▶ [YOUR INSTRUCTIONS]:
Copy every entry precisely.
++++ DATASET ROWS
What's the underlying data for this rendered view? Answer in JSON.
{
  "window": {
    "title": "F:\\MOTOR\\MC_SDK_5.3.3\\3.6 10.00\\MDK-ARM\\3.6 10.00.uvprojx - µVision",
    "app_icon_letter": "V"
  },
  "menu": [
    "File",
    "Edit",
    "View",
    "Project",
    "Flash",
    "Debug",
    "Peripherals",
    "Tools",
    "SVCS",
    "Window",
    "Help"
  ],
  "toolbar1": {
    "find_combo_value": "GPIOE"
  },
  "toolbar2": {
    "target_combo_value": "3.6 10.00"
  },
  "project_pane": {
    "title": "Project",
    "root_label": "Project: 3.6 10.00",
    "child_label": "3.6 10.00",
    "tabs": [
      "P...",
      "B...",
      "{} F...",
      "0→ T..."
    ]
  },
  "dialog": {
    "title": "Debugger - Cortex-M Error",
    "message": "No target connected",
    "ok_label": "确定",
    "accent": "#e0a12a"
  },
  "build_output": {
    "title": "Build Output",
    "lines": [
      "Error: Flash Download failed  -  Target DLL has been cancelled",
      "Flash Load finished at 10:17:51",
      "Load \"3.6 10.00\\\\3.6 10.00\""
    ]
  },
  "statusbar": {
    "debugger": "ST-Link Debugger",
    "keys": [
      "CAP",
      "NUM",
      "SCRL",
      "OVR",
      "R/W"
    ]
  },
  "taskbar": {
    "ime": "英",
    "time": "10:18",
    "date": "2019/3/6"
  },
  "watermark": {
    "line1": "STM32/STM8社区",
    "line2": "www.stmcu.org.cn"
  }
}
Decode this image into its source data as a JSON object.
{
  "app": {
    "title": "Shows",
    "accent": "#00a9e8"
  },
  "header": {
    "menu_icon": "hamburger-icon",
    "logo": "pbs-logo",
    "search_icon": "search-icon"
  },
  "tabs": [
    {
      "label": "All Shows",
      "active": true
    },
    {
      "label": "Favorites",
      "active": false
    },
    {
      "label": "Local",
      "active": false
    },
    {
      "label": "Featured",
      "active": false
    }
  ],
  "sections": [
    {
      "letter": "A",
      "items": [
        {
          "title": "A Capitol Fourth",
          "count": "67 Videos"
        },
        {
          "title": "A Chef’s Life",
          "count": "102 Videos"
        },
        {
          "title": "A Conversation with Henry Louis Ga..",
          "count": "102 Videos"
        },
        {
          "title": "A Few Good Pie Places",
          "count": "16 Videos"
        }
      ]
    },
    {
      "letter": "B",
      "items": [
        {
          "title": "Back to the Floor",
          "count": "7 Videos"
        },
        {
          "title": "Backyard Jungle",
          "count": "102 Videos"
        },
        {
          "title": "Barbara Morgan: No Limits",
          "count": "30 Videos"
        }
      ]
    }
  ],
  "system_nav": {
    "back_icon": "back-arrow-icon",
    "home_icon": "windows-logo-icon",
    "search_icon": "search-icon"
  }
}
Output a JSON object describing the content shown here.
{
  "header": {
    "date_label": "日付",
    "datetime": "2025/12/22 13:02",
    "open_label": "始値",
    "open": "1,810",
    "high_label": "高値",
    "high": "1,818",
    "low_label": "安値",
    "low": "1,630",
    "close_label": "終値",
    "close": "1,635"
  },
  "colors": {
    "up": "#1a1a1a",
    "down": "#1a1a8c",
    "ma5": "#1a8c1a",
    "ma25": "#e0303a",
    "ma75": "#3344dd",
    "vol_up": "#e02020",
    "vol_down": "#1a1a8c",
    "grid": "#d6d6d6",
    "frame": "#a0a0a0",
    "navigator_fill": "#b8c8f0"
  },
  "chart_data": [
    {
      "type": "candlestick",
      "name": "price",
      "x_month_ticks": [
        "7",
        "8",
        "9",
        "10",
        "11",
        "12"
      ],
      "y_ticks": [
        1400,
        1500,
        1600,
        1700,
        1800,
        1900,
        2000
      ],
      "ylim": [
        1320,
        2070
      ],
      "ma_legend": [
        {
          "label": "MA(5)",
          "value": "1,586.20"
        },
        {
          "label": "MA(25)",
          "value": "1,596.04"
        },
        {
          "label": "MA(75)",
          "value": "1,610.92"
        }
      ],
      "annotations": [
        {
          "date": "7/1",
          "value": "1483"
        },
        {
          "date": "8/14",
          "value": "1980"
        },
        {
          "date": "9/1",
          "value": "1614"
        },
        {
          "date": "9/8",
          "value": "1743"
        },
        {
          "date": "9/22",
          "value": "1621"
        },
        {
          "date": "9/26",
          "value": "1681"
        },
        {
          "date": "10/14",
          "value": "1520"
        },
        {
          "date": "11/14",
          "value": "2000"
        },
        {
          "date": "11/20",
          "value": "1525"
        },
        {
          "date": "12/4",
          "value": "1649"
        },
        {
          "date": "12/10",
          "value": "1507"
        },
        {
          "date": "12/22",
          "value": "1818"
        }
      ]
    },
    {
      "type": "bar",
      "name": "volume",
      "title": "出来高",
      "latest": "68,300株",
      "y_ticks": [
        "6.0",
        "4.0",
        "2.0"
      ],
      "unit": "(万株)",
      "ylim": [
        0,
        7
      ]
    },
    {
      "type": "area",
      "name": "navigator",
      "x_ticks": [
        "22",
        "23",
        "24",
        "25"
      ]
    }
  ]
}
++++++++
▶ [OUTPUT]:
What's the underlying data for this rendered view? Answer in JSON.
{
  "window": {
    "title": "F:\\MOTOR\\MC_SDK_5.3.3\\3.6 10.00\\MDK-ARM\\3.6 10.00.uvprojx - µVision",
    "app_icon_letter": "V"
  },
  "menu": [
    "File",
    "Edit",
    "View",
    "Project",
    "Flash",
    "Debug",
    "Peripherals",
    "Tools",
    "SVCS",
    "Window",
    "Help"
  ],
  "toolbar1": {
    "find_combo_value": "GPIOE"
  },
  "toolbar2": {
    "target_combo_value": "3.6 10.00"
  },
  "project_pane": {
    "title": "Project",
    "root_label": "Project: 3.6 10.00",
    "child_label": "3.6 10.00",
    "tabs": [
      "P...",
      "B...",
      "{} F...",
      "0→ T..."
    ]
  },
  "dialog": {
    "title": "Debugger - Cortex-M Error",
    "message": "No target connected",
    "ok_label": "确定",
    "accent": "#e0a12a"
  },
  "build_output": {
    "title": "Build Output",
    "lines": [
      "Error: Flash Download failed  -  Target DLL has been cancelled",
      "Flash Load finished at 10:17:51",
      "Load \"3.6 10.00\\\\3.6 10.00\""
    ]
  },
  "statusbar": {
    "debugger": "ST-Link Debugger",
    "keys": [
      "CAP",
      "NUM",
      "SCRL",
      "OVR",
      "R/W"
    ]
  },
  "taskbar": {
    "ime": "英",
    "time": "10:18",
    "date": "2019/3/6"
  },
  "watermark": {
    "line1": "STM32/STM8社区",
    "line2": "www.stmcu.org.cn"
  }
}
Decode this image into its source data as a JSON object.
{
  "app": {
    "title": "Shows",
    "accent": "#00a9e8"
  },
  "header": {
    "menu_icon": "hamburger-icon",
    "logo": "pbs-logo",
    "search_icon": "search-icon"
  },
  "tabs": [
    {
      "label": "All Shows",
      "active": true
    },
    {
      "label": "Favorites",
      "active": false
    },
    {
      "label": "Local",
      "active": false
    },
    {
      "label": "Featured",
      "active": false
    }
  ],
  "sections": [
    {
      "letter": "A",
      "items": [
        {
          "title": "A Capitol Fourth",
          "count": "67 Videos"
        },
        {
          "title": "A Chef’s Life",
          "count": "102 Videos"
        },
        {
          "title": "A Conversation with Henry Louis Ga..",
          "count": "102 Videos"
        },
        {
          "title": "A Few Good Pie Places",
          "count": "16 Videos"
        }
      ]
    },
    {
      "letter": "B",
      "items": [
        {
          "title": "Back to the Floor",
          "count": "7 Videos"
        },
        {
          "title": "Backyard Jungle",
          "count": "102 Videos"
        },
        {
          "title": "Barbara Morgan: No Limits",
          "count": "30 Videos"
        }
      ]
    }
  ],
  "system_nav": {
    "back_icon": "back-arrow-icon",
    "home_icon": "windows-logo-icon",
    "search_icon": "search-icon"
  }
}
Output a JSON object describing the content shown here.
{
  "header": {
    "date_label": "日付",
    "datetime": "2025/12/22 13:02",
    "open_label": "始値",
    "open": "1,810",
    "high_label": "高値",
    "high": "1,818",
    "low_label": "安値",
    "low": "1,630",
    "close_label": "終値",
    "close": "1,635"
  },
  "colors": {
    "up": "#1a1a1a",
    "down": "#1a1a8c",
    "ma5": "#1a8c1a",
    "ma25": "#e0303a",
    "ma75": "#3344dd",
    "vol_up": "#e02020",
    "vol_down": "#1a1a8c",
    "grid": "#d6d6d6",
    "frame": "#a0a0a0",
    "navigator_fill": "#b8c8f0"
  },
  "chart_data": [
    {
      "type": "candlestick",
      "name": "price",
      "x_month_ticks": [
        "7",
        "8",
        "9",
        "10",
        "11",
        "12"
      ],
      "y_ticks": [
        1400,
        1500,
        1600,
        1700,
        1800,
        1900,
        2000
      ],
      "ylim": [
        1320,
        2070
      ],
      "ma_legend": [
        {
          "label": "MA(5)",
          "value": "1,586.20"
        },
        {
          "label": "MA(25)",
          "value": "1,596.04"
        },
        {
          "label": "MA(75)",
          "value": "1,610.92"
        }
      ],
      "annotations": [
        {
          "date": "7/1",
          "value": "1483"
        },
        {
          "date": "8/14",
          "value": "1980"
        },
        {
          "date": "9/1",
          "value": "1614"
        },
        {
          "date": "9/8",
          "value": "1743"
        },
        {
          "date": "9/22",
          "value": "1621"
        },
        {
          "date": "9/26",
          "value": "1681"
        },
        {
          "date": "10/14",
          "value": "1520"
        },
        {
          "date": "11/14",
          "value": "2000"
        },
        {
          "date": "11/20",
          "value": "1525"
        },
        {
          "date": "12/4",
          "value": "1649"
        },
        {
          "date": "12/10",
          "value": "1507"
        },
        {
          "date": "12/22",
          "value": "1818"
        }
      ]
    },
    {
      "type": "bar",
      "name": "volume",
      "title": "出来高",
      "latest": "68,300株",
      "y_ticks": [
        "6.0",
        "4.0",
        "2.0"
      ],
      "unit": "(万株)",
      "ylim": [
        0,
        7
      ]
    },
    {
      "type": "area",
      "name": "navigator",
      "x_ticks": [
        "22",
        "23",
        "24",
        "25"
      ]
    }
  ]
}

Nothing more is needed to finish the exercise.